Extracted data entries

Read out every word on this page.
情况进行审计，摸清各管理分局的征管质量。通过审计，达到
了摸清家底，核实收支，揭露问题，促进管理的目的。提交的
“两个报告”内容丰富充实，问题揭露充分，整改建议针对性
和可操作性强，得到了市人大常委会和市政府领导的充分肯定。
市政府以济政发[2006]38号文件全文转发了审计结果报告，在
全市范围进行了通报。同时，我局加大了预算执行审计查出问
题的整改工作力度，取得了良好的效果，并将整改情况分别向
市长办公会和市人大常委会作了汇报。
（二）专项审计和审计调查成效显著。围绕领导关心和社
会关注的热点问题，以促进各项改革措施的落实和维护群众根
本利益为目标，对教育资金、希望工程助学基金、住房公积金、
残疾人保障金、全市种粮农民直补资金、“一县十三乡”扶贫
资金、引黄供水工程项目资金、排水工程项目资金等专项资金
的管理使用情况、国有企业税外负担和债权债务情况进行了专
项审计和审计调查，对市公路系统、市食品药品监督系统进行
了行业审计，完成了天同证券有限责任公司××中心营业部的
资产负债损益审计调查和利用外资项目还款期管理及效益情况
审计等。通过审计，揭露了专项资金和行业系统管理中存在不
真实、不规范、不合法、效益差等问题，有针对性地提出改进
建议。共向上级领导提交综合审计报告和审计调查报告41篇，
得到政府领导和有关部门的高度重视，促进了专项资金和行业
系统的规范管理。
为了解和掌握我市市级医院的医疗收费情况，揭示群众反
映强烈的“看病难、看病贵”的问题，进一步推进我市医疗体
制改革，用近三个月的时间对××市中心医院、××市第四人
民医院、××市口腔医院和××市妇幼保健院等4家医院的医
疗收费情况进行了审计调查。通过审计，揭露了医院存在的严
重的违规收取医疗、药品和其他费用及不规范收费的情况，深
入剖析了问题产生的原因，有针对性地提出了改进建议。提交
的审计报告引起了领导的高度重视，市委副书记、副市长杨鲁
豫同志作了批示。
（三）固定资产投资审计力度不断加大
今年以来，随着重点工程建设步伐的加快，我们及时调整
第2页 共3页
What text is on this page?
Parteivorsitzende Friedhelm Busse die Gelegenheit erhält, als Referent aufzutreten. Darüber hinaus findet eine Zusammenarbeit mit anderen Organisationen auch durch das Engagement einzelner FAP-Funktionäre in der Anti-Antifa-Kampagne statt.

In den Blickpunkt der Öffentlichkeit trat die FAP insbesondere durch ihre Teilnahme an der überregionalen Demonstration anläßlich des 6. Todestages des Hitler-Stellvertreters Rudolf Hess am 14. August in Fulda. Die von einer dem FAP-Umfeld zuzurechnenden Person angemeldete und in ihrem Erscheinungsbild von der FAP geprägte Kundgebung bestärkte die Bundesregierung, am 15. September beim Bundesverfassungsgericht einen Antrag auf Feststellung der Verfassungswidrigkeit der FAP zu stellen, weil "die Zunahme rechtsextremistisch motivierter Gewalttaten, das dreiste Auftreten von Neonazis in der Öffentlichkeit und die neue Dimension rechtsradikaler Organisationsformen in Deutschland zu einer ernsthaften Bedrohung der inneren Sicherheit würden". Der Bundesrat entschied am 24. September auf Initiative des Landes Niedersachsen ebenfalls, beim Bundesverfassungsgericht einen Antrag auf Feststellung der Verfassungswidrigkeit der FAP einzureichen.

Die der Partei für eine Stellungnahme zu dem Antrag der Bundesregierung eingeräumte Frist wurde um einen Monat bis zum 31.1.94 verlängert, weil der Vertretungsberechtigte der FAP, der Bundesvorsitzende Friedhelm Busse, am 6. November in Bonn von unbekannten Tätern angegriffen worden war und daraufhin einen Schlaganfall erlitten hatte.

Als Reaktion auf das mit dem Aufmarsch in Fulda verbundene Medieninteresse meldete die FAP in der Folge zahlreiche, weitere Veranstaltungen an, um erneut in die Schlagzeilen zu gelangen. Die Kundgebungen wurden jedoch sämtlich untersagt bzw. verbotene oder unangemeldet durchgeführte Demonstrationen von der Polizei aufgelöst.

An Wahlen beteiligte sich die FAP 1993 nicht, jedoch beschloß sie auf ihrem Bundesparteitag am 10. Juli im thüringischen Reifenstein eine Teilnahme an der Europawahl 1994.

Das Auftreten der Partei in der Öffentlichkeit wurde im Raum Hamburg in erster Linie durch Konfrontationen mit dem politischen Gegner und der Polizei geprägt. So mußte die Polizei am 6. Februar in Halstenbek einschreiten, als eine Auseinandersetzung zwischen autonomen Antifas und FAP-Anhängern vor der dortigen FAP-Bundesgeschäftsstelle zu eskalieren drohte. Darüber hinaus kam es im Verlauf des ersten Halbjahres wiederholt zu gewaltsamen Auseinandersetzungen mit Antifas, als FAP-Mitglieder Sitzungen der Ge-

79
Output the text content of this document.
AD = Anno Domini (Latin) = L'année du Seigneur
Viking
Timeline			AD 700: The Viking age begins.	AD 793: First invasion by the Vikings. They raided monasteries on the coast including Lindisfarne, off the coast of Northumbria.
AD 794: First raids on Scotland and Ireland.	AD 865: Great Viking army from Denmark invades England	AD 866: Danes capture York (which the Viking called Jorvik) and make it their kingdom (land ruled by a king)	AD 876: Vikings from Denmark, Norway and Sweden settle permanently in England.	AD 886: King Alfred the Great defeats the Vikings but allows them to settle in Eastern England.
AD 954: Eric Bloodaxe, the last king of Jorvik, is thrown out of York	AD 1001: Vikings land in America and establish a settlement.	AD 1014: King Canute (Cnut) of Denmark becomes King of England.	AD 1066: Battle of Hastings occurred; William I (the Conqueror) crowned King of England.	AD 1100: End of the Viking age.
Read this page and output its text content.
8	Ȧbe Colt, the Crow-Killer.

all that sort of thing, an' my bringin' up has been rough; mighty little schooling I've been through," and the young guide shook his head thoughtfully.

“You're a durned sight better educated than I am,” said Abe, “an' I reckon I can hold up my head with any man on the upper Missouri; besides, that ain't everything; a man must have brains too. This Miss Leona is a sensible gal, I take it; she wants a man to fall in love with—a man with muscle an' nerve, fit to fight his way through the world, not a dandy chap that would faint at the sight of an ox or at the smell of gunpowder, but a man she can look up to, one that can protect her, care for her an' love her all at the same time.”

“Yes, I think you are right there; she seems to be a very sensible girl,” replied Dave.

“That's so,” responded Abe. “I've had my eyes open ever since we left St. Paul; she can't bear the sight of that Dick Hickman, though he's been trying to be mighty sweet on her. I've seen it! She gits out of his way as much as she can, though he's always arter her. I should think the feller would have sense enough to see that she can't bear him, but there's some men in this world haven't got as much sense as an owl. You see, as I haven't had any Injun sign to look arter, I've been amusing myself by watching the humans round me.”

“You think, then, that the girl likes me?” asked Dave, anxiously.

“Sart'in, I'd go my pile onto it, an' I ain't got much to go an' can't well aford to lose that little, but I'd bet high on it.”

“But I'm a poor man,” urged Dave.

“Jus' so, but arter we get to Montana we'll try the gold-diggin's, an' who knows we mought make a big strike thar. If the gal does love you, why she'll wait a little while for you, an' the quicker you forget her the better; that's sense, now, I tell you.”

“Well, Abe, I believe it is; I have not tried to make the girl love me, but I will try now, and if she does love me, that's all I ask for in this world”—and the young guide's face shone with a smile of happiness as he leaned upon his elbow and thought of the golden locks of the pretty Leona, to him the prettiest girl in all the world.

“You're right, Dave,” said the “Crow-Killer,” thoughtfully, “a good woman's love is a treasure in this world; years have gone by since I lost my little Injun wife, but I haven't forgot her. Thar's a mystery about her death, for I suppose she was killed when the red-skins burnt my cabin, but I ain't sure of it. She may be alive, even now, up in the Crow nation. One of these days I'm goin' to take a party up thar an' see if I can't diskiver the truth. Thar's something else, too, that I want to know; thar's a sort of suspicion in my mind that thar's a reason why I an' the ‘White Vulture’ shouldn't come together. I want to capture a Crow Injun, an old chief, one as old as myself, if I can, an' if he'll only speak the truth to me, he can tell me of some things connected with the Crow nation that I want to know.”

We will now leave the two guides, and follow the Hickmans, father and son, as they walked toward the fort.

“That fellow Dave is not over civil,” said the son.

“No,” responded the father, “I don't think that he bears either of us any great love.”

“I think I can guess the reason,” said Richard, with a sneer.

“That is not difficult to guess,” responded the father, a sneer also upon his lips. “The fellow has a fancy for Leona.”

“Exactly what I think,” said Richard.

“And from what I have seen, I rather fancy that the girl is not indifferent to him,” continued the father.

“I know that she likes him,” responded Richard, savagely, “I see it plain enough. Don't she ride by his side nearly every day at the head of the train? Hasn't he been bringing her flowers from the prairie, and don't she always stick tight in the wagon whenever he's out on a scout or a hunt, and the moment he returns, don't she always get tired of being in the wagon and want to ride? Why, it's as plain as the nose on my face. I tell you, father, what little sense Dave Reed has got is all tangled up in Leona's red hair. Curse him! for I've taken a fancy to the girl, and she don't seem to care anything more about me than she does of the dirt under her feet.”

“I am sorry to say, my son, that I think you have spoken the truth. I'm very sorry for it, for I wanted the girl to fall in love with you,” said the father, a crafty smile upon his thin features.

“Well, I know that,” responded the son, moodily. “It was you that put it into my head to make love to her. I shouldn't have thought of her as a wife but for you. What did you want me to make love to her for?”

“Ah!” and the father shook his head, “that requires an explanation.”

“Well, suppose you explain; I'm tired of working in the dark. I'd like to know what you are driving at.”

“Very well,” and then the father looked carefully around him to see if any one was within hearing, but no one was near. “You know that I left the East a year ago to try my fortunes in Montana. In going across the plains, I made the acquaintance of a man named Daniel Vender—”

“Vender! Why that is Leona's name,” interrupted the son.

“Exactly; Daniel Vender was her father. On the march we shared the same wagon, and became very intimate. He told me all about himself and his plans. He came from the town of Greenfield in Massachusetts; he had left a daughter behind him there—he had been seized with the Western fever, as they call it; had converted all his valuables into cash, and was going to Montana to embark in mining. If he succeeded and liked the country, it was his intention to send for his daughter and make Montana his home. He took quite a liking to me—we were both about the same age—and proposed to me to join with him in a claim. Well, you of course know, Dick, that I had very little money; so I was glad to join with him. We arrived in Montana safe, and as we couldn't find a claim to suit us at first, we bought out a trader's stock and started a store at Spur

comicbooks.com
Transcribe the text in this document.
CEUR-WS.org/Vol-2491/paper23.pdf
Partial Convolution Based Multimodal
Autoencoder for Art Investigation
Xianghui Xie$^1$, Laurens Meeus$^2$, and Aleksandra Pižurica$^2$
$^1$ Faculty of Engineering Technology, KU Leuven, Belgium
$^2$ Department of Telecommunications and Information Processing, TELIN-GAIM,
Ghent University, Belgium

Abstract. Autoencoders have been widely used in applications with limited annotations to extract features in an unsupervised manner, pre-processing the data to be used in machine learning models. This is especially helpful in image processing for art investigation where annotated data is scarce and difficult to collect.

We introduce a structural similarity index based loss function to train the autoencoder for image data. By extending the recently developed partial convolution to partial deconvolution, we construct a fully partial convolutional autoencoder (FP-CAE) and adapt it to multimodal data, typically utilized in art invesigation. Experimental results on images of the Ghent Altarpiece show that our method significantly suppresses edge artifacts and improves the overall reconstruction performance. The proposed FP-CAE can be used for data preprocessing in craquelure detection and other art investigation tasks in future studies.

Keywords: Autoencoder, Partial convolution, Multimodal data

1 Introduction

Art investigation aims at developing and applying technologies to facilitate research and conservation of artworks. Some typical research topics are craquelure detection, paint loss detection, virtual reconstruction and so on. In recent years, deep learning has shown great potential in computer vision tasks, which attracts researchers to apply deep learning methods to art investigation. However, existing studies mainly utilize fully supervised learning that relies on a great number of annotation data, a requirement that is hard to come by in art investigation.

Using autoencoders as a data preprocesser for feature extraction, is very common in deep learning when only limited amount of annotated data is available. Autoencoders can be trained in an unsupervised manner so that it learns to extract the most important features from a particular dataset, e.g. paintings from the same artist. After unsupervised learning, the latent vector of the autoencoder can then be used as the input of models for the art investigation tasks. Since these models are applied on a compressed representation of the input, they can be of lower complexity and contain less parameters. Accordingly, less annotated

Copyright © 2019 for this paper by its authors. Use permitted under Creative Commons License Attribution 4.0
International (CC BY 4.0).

Directions —
For the string "content", count the lines of the entries above that include it; answer with the number only.

Full response —
2